*WORK TO COMPLETE:* Drop all images and give the records again exactly.

[Structured figure records]
########

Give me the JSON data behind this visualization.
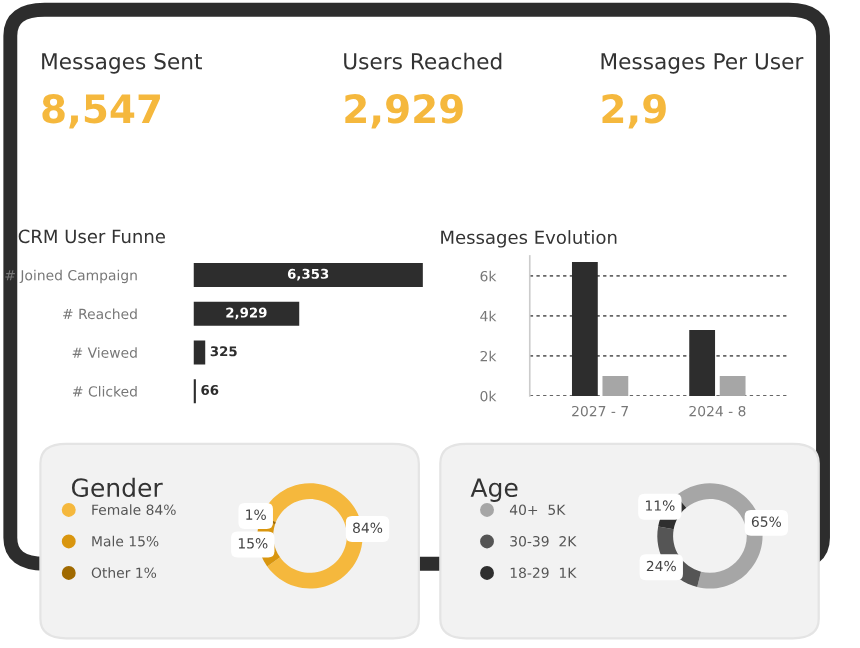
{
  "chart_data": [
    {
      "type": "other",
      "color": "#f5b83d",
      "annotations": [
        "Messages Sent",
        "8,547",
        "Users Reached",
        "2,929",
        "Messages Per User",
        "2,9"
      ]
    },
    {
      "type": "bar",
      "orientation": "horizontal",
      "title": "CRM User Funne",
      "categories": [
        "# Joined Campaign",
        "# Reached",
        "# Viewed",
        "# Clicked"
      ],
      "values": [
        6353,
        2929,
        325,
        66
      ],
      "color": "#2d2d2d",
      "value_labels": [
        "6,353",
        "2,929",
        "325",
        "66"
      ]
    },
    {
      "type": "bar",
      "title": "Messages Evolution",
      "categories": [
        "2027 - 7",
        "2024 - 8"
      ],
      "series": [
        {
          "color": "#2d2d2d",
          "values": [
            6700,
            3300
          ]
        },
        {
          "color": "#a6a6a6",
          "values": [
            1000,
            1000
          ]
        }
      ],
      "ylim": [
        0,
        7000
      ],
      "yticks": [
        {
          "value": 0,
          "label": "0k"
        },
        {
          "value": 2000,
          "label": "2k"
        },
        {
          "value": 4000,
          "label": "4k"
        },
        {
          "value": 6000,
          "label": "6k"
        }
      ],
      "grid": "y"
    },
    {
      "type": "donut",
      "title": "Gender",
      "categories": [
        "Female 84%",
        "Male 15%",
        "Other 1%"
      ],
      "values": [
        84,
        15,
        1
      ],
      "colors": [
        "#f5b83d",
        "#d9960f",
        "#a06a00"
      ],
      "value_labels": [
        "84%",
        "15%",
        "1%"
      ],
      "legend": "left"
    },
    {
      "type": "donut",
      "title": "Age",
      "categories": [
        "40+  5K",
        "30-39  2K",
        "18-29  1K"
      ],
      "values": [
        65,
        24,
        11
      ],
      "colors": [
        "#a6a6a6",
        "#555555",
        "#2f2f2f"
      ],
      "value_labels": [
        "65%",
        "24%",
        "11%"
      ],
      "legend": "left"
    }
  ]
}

########

*IN RESPONSE:*
Give me the JSON data behind this visualization.
{
  "chart_data": [
    {
      "type": "other",
      "color": "#f5b83d",
      "annotations": [
        "Messages Sent",
        "8,547",
        "Users Reached",
        "2,929",
        "Messages Per User",
        "2,9"
      ]
    },
    {
      "type": "bar",
      "orientation": "horizontal",
      "title": "CRM User Funne",
      "categories": [
        "# Joined Campaign",
        "# Reached",
        "# Viewed",
        "# Clicked"
      ],
      "values": [
        6353,
        2929,
        325,
        66
      ],
      "color": "#2d2d2d",
      "value_labels": [
        "6,353",
        "2,929",
        "325",
        "66"
      ]
    },
    {
      "type": "bar",
      "title": "Messages Evolution",
      "categories": [
        "2027 - 7",
        "2024 - 8"
      ],
      "series": [
        {
          "color": "#2d2d2d",
          "values": [
            6700,
            3300
          ]
        },
        {
          "color": "#a6a6a6",
          "values": [
            1000,
            1000
          ]
        }
      ],
      "ylim": [
        0,
        7000
      ],
      "yticks": [
        {
          "value": 0,
          "label": "0k"
        },
        {
          "value": 2000,
          "label": "2k"
        },
        {
          "value": 4000,
          "label": "4k"
        },
        {
          "value": 6000,
          "label": "6k"
        }
      ],
      "grid": "y"
    },
    {
      "type": "donut",
      "title": "Gender",
      "categories": [
        "Female 84%",
        "Male 15%",
        "Other 1%"
      ],
      "values": [
        84,
        15,
        1
      ],
      "colors": [
        "#f5b83d",
        "#d9960f",
        "#a06a00"
      ],
      "value_labels": [
        "84%",
        "15%",
        "1%"
      ],
      "legend": "left"
    },
    {
      "type": "donut",
      "title": "Age",
      "categories": [
        "40+  5K",
        "30-39  2K",
        "18-29  1K"
      ],
      "values": [
        65,
        24,
        11
      ],
      "colors": [
        "#a6a6a6",
        "#555555",
        "#2f2f2f"
      ],
      "value_labels": [
        "65%",
        "24%",
        "11%"
      ],
      "legend": "left"
    }
  ]
}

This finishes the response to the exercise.